┌──

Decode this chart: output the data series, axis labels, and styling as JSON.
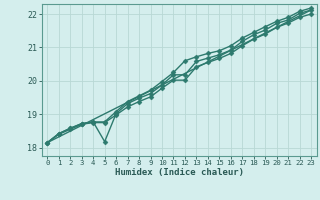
{
  "title": "",
  "xlabel": "Humidex (Indice chaleur)",
  "ylabel": "",
  "bg_color": "#d4eeed",
  "line_color": "#2d7a6e",
  "grid_color": "#b8d8d5",
  "xlim": [
    -0.5,
    23.5
  ],
  "ylim": [
    17.75,
    22.3
  ],
  "yticks": [
    18,
    19,
    20,
    21,
    22
  ],
  "ytick_labels": [
    "18",
    "19",
    "20",
    "21",
    "22"
  ],
  "xticks": [
    0,
    1,
    2,
    3,
    4,
    5,
    6,
    7,
    8,
    9,
    10,
    11,
    12,
    13,
    14,
    15,
    16,
    17,
    18,
    19,
    20,
    21,
    22,
    23
  ],
  "lines": [
    {
      "x": [
        0,
        1,
        2,
        3,
        4,
        5,
        6,
        7,
        8,
        9,
        10,
        11,
        12,
        13,
        14,
        15,
        16,
        17,
        18,
        19,
        20,
        21,
        22,
        23
      ],
      "y": [
        18.15,
        18.42,
        18.58,
        18.72,
        18.77,
        18.18,
        19.02,
        19.32,
        19.48,
        19.62,
        19.88,
        20.18,
        20.18,
        20.58,
        20.68,
        20.78,
        20.92,
        21.18,
        21.38,
        21.52,
        21.72,
        21.82,
        22.02,
        22.12
      ],
      "marker": "D",
      "markersize": 2.5,
      "linewidth": 1.0
    },
    {
      "x": [
        0,
        1,
        2,
        3,
        4,
        5,
        6,
        7,
        8,
        9,
        10,
        11,
        12,
        13,
        14,
        15,
        16,
        17,
        18,
        19,
        20,
        21,
        22,
        23
      ],
      "y": [
        18.15,
        18.42,
        18.58,
        18.72,
        18.77,
        18.77,
        19.08,
        19.38,
        19.55,
        19.72,
        19.98,
        20.25,
        20.6,
        20.72,
        20.82,
        20.9,
        21.05,
        21.28,
        21.45,
        21.62,
        21.78,
        21.9,
        22.08,
        22.18
      ],
      "marker": "D",
      "markersize": 2.5,
      "linewidth": 1.0
    },
    {
      "x": [
        0,
        23
      ],
      "y": [
        18.15,
        22.12
      ],
      "marker": null,
      "markersize": 0,
      "linewidth": 1.0
    },
    {
      "x": [
        0,
        1,
        2,
        3,
        4,
        5,
        6,
        7,
        8,
        9,
        10,
        11,
        12,
        13,
        14,
        15,
        16,
        17,
        18,
        19,
        20,
        21,
        22,
        23
      ],
      "y": [
        18.15,
        18.4,
        18.55,
        18.7,
        18.75,
        18.75,
        18.98,
        19.22,
        19.38,
        19.52,
        19.78,
        20.02,
        20.02,
        20.42,
        20.55,
        20.67,
        20.82,
        21.05,
        21.25,
        21.4,
        21.6,
        21.73,
        21.9,
        22.0
      ],
      "marker": "D",
      "markersize": 2.5,
      "linewidth": 1.0
    }
  ]
}
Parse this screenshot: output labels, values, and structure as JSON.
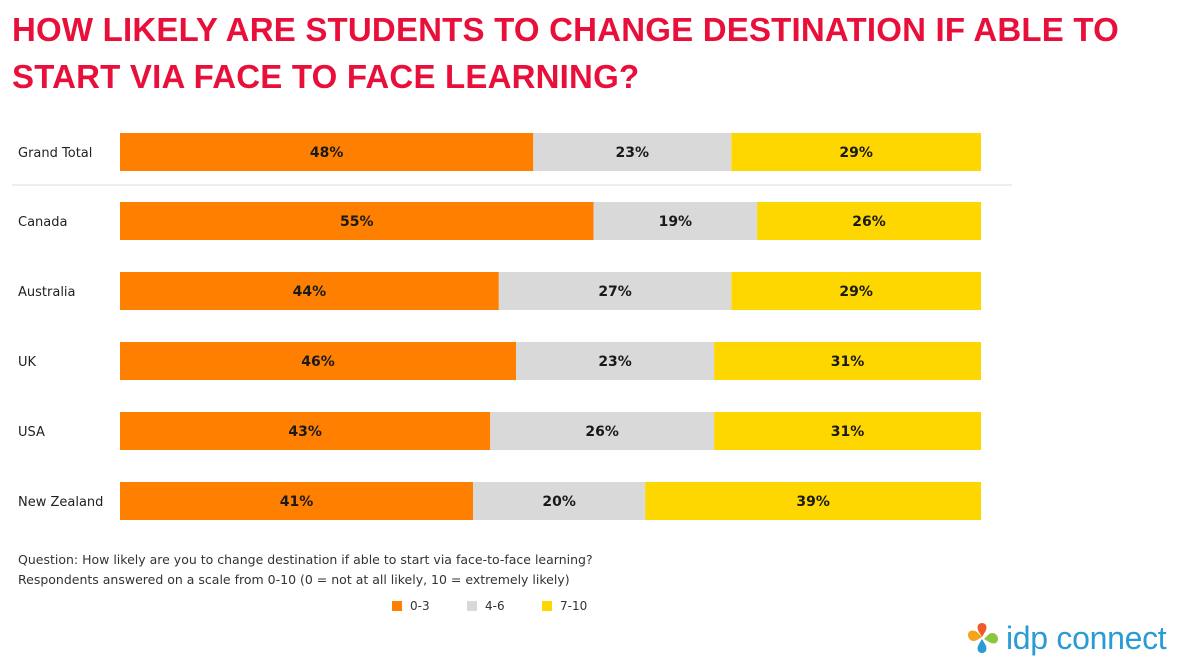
{
  "title": "HOW LIKELY ARE STUDENTS TO CHANGE DESTINATION IF ABLE TO START VIA FACE TO FACE LEARNING?",
  "colors": {
    "title": "#e8103a",
    "low": "#ff8000",
    "mid": "#d9d9d9",
    "high": "#ffd700",
    "logo_text": "#2a9bd4"
  },
  "chart_data": {
    "type": "bar",
    "orientation": "horizontal",
    "stacked": true,
    "normalized_percent": true,
    "categories": [
      "Grand Total",
      "Canada",
      "Australia",
      "UK",
      "USA",
      "New Zealand"
    ],
    "series": [
      {
        "name": "0-3",
        "color": "#ff8000",
        "values": [
          48,
          55,
          44,
          46,
          43,
          41
        ],
        "labels": [
          "48%",
          "55%",
          "44%",
          "46%",
          "43%",
          "41%"
        ]
      },
      {
        "name": "4-6",
        "color": "#d9d9d9",
        "values": [
          23,
          19,
          27,
          23,
          26,
          20
        ],
        "labels": [
          "23%",
          "19%",
          "27%",
          "23%",
          "26%",
          "20%"
        ]
      },
      {
        "name": "7-10",
        "color": "#ffd700",
        "values": [
          29,
          26,
          29,
          31,
          31,
          39
        ],
        "labels": [
          "29%",
          "26%",
          "29%",
          "31%",
          "31%",
          "39%"
        ]
      }
    ],
    "xlim": [
      0,
      100
    ],
    "legend_position": "bottom"
  },
  "notes": {
    "line1": "Question: How likely are you to change destination if able to start via face-to-face learning?",
    "line2": "Respondents answered on a scale from 0-10 (0 = not at all likely, 10 = extremely likely)"
  },
  "legend": [
    {
      "label": "0-3",
      "color": "#ff8000"
    },
    {
      "label": "4-6",
      "color": "#d9d9d9"
    },
    {
      "label": "7-10",
      "color": "#ffd700"
    }
  ],
  "logo": {
    "text": "idp connect",
    "icon": "idp-logo-icon"
  }
}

└──

§ Problem details: Leave out the pictures and output the rest of the material exactly as written.

§ Correct response:
Decode this chart: output the data series, axis labels, and styling as JSON.
{
  "title": "",
  "xlabel": "Humidex (Indice chaleur)",
  "ylabel": "",
  "bg_color": "#d4eeed",
  "line_color": "#2d7a6e",
  "grid_color": "#b8d8d5",
  "xlim": [
    -0.5,
    23.5
  ],
  "ylim": [
    17.75,
    22.3
  ],
  "yticks": [
    18,
    19,
    20,
    21,
    22
  ],
  "ytick_labels": [
    "18",
    "19",
    "20",
    "21",
    "22"
  ],
  "xticks": [
    0,
    1,
    2,
    3,
    4,
    5,
    6,
    7,
    8,
    9,
    10,
    11,
    12,
    13,
    14,
    15,
    16,
    17,
    18,
    19,
    20,
    21,
    22,
    23
  ],
  "lines": [
    {
      "x": [
        0,
        1,
        2,
        3,
        4,
        5,
        6,
        7,
        8,
        9,
        10,
        11,
        12,
        13,
        14,
        15,
        16,
        17,
        18,
        19,
        20,
        21,
        22,
        23
      ],
      "y": [
        18.15,
        18.42,
        18.58,
        18.72,
        18.77,
        18.18,
        19.02,
        19.32,
        19.48,
        19.62,
        19.88,
        20.18,
        20.18,
        20.58,
        20.68,
        20.78,
        20.92,
        21.18,
        21.38,
        21.52,
        21.72,
        21.82,
        22.02,
        22.12
      ],
      "marker": "D",
      "markersize": 2.5,
      "linewidth": 1.0
    },
    {
      "x": [
        0,
        1,
        2,
        3,
        4,
        5,
        6,
        7,
        8,
        9,
        10,
        11,
        12,
        13,
        14,
        15,
        16,
        17,
        18,
        19,
        20,
        21,
        22,
        23
      ],
      "y": [
        18.15,
        18.42,
        18.58,
        18.72,
        18.77,
        18.77,
        19.08,
        19.38,
        19.55,
        19.72,
        19.98,
        20.25,
        20.6,
        20.72,
        20.82,
        20.9,
        21.05,
        21.28,
        21.45,
        21.62,
        21.78,
        21.9,
        22.08,
        22.18
      ],
      "marker": "D",
      "markersize": 2.5,
      "linewidth": 1.0
    },
    {
      "x": [
        0,
        23
      ],
      "y": [
        18.15,
        22.12
      ],
      "marker": null,
      "markersize": 0,
      "linewidth": 1.0
    },
    {
      "x": [
        0,
        1,
        2,
        3,
        4,
        5,
        6,
        7,
        8,
        9,
        10,
        11,
        12,
        13,
        14,
        15,
        16,
        17,
        18,
        19,
        20,
        21,
        22,
        23
      ],
      "y": [
        18.15,
        18.4,
        18.55,
        18.7,
        18.75,
        18.75,
        18.98,
        19.22,
        19.38,
        19.52,
        19.78,
        20.02,
        20.02,
        20.42,
        20.55,
        20.67,
        20.82,
        21.05,
        21.25,
        21.4,
        21.6,
        21.73,
        21.9,
        22.0
      ],
      "marker": "D",
      "markersize": 2.5,
      "linewidth": 1.0
    }
  ]
}
Parse this screenshot: output labels, values, and structure as JSON.
{
  "title": "HOW LIKELY ARE STUDENTS TO CHANGE DESTINATION IF ABLE TO START VIA FACE TO FACE LEARNING?",
  "colors": {
    "title": "#e8103a",
    "low": "#ff8000",
    "mid": "#d9d9d9",
    "high": "#ffd700",
    "logo_text": "#2a9bd4"
  },
  "chart_data": {
    "type": "bar",
    "orientation": "horizontal",
    "stacked": true,
    "normalized_percent": true,
    "categories": [
      "Grand Total",
      "Canada",
      "Australia",
      "UK",
      "USA",
      "New Zealand"
    ],
    "series": [
      {
        "name": "0-3",
        "color": "#ff8000",
        "values": [
          48,
          55,
          44,
          46,
          43,
          41
        ],
        "labels": [
          "48%",
          "55%",
          "44%",
          "46%",
          "43%",
          "41%"
        ]
      },
      {
        "name": "4-6",
        "color": "#d9d9d9",
        "values": [
          23,
          19,
          27,
          23,
          26,
          20
        ],
        "labels": [
          "23%",
          "19%",
          "27%",
          "23%",
          "26%",
          "20%"
        ]
      },
      {
        "name": "7-10",
        "color": "#ffd700",
        "values": [
          29,
          26,
          29,
          31,
          31,
          39
        ],
        "labels": [
          "29%",
          "26%",
          "29%",
          "31%",
          "31%",
          "39%"
        ]
      }
    ],
    "xlim": [
      0,
      100
    ],
    "legend_position": "bottom"
  },
  "notes": {
    "line1": "Question: How likely are you to change destination if able to start via face-to-face learning?",
    "line2": "Respondents answered on a scale from 0-10 (0 = not at all likely, 10 = extremely likely)"
  },
  "legend": [
    {
      "label": "0-3",
      "color": "#ff8000"
    },
    {
      "label": "4-6",
      "color": "#d9d9d9"
    },
    {
      "label": "7-10",
      "color": "#ffd700"
    }
  ],
  "logo": {
    "text": "idp connect",
    "icon": "idp-logo-icon"
  }
}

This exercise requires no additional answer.